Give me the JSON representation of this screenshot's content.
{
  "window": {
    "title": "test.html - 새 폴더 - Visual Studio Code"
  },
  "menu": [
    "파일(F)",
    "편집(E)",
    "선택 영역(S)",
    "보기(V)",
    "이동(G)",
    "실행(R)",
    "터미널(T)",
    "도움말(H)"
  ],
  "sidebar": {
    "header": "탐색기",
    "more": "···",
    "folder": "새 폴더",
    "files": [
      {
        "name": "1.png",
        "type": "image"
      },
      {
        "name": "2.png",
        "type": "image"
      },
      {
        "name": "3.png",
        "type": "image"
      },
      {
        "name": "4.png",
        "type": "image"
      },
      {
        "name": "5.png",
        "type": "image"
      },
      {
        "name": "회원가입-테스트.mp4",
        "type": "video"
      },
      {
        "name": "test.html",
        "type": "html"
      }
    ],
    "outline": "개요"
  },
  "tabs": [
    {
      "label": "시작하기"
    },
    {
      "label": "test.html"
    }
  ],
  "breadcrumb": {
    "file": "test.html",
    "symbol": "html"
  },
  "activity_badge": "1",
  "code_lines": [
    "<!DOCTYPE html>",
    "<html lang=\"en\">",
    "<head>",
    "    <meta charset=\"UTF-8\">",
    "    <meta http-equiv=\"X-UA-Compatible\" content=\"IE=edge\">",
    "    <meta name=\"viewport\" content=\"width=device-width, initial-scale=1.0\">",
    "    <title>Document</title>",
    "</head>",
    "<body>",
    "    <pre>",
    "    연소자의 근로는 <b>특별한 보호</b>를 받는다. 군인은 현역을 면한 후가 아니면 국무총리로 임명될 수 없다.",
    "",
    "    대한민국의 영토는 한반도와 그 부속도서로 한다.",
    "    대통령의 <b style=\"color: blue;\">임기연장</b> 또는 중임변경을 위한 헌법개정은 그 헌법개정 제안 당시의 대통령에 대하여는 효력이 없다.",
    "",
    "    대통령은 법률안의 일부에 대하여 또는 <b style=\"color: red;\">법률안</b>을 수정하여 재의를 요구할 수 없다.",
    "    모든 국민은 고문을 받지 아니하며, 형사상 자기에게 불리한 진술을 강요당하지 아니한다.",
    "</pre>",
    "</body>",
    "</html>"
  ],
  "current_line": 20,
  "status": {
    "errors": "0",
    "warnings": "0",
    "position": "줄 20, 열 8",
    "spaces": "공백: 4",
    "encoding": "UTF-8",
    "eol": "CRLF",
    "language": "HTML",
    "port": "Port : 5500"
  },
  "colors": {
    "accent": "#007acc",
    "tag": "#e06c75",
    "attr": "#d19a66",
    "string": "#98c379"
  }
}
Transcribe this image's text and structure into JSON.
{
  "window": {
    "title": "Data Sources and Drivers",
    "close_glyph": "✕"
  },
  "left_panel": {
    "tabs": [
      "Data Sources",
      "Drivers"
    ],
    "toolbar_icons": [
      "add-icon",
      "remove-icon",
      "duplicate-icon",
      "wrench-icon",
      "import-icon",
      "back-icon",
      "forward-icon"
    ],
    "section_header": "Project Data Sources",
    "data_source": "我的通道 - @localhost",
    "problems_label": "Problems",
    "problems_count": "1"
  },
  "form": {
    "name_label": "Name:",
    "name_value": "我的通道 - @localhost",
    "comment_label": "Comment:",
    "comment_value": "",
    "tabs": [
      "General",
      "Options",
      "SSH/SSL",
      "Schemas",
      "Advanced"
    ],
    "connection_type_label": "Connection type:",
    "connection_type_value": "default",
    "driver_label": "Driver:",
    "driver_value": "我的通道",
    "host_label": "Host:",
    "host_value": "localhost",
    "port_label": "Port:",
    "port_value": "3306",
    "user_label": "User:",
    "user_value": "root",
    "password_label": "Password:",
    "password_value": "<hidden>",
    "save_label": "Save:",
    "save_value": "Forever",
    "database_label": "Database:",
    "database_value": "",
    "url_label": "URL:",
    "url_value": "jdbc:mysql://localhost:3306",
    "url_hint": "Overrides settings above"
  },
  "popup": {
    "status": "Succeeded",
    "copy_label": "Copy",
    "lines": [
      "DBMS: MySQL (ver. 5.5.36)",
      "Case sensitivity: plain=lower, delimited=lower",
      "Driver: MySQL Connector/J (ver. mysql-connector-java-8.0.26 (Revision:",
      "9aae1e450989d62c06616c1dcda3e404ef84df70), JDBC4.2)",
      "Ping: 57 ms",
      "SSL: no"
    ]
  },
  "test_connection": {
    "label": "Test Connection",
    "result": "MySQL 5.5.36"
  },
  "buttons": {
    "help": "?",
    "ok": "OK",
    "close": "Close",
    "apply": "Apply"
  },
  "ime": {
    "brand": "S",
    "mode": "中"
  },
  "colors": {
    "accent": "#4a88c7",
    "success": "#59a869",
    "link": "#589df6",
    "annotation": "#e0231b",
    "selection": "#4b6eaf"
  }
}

********

Reproduce all of the records exactly.

■ CORRECT ANSWER:
Give me the JSON representation of this screenshot's content.
{
  "window": {
    "title": "test.html - 새 폴더 - Visual Studio Code"
  },
  "menu": [
    "파일(F)",
    "편집(E)",
    "선택 영역(S)",
    "보기(V)",
    "이동(G)",
    "실행(R)",
    "터미널(T)",
    "도움말(H)"
  ],
  "sidebar": {
    "header": "탐색기",
    "more": "···",
    "folder": "새 폴더",
    "files": [
      {
        "name": "1.png",
        "type": "image"
      },
      {
        "name": "2.png",
        "type": "image"
      },
      {
        "name": "3.png",
        "type": "image"
      },
      {
        "name": "4.png",
        "type": "image"
      },
      {
        "name": "5.png",
        "type": "image"
      },
      {
        "name": "회원가입-테스트.mp4",
        "type": "video"
      },
      {
        "name": "test.html",
        "type": "html"
      }
    ],
    "outline": "개요"
  },
  "tabs": [
    {
      "label": "시작하기"
    },
    {
      "label": "test.html"
    }
  ],
  "breadcrumb": {
    "file": "test.html",
    "symbol": "html"
  },
  "activity_badge": "1",
  "code_lines": [
    "<!DOCTYPE html>",
    "<html lang=\"en\">",
    "<head>",
    "    <meta charset=\"UTF-8\">",
    "    <meta http-equiv=\"X-UA-Compatible\" content=\"IE=edge\">",
    "    <meta name=\"viewport\" content=\"width=device-width, initial-scale=1.0\">",
    "    <title>Document</title>",
    "</head>",
    "<body>",
    "    <pre>",
    "    연소자의 근로는 <b>특별한 보호</b>를 받는다. 군인은 현역을 면한 후가 아니면 국무총리로 임명될 수 없다.",
    "",
    "    대한민국의 영토는 한반도와 그 부속도서로 한다.",
    "    대통령의 <b style=\"color: blue;\">임기연장</b> 또는 중임변경을 위한 헌법개정은 그 헌법개정 제안 당시의 대통령에 대하여는 효력이 없다.",
    "",
    "    대통령은 법률안의 일부에 대하여 또는 <b style=\"color: red;\">법률안</b>을 수정하여 재의를 요구할 수 없다.",
    "    모든 국민은 고문을 받지 아니하며, 형사상 자기에게 불리한 진술을 강요당하지 아니한다.",
    "</pre>",
    "</body>",
    "</html>"
  ],
  "current_line": 20,
  "status": {
    "errors": "0",
    "warnings": "0",
    "position": "줄 20, 열 8",
    "spaces": "공백: 4",
    "encoding": "UTF-8",
    "eol": "CRLF",
    "language": "HTML",
    "port": "Port : 5500"
  },
  "colors": {
    "accent": "#007acc",
    "tag": "#e06c75",
    "attr": "#d19a66",
    "string": "#98c379"
  }
}
Transcribe this image's text and structure into JSON.
{
  "window": {
    "title": "Data Sources and Drivers",
    "close_glyph": "✕"
  },
  "left_panel": {
    "tabs": [
      "Data Sources",
      "Drivers"
    ],
    "toolbar_icons": [
      "add-icon",
      "remove-icon",
      "duplicate-icon",
      "wrench-icon",
      "import-icon",
      "back-icon",
      "forward-icon"
    ],
    "section_header": "Project Data Sources",
    "data_source": "我的通道 - @localhost",
    "problems_label": "Problems",
    "problems_count": "1"
  },
  "form": {
    "name_label": "Name:",
    "name_value": "我的通道 - @localhost",
    "comment_label": "Comment:",
    "comment_value": "",
    "tabs": [
      "General",
      "Options",
      "SSH/SSL",
      "Schemas",
      "Advanced"
    ],
    "connection_type_label": "Connection type:",
    "connection_type_value": "default",
    "driver_label": "Driver:",
    "driver_value": "我的通道",
    "host_label": "Host:",
    "host_value": "localhost",
    "port_label": "Port:",
    "port_value": "3306",
    "user_label": "User:",
    "user_value": "root",
    "password_label": "Password:",
    "password_value": "<hidden>",
    "save_label": "Save:",
    "save_value": "Forever",
    "database_label": "Database:",
    "database_value": "",
    "url_label": "URL:",
    "url_value": "jdbc:mysql://localhost:3306",
    "url_hint": "Overrides settings above"
  },
  "popup": {
    "status": "Succeeded",
    "copy_label": "Copy",
    "lines": [
      "DBMS: MySQL (ver. 5.5.36)",
      "Case sensitivity: plain=lower, delimited=lower",
      "Driver: MySQL Connector/J (ver. mysql-connector-java-8.0.26 (Revision:",
      "9aae1e450989d62c06616c1dcda3e404ef84df70), JDBC4.2)",
      "Ping: 57 ms",
      "SSL: no"
    ]
  },
  "test_connection": {
    "label": "Test Connection",
    "result": "MySQL 5.5.36"
  },
  "buttons": {
    "help": "?",
    "ok": "OK",
    "close": "Close",
    "apply": "Apply"
  },
  "ime": {
    "brand": "S",
    "mode": "中"
  },
  "colors": {
    "accent": "#4a88c7",
    "success": "#59a869",
    "link": "#589df6",
    "annotation": "#e0231b",
    "selection": "#4b6eaf"
  }
}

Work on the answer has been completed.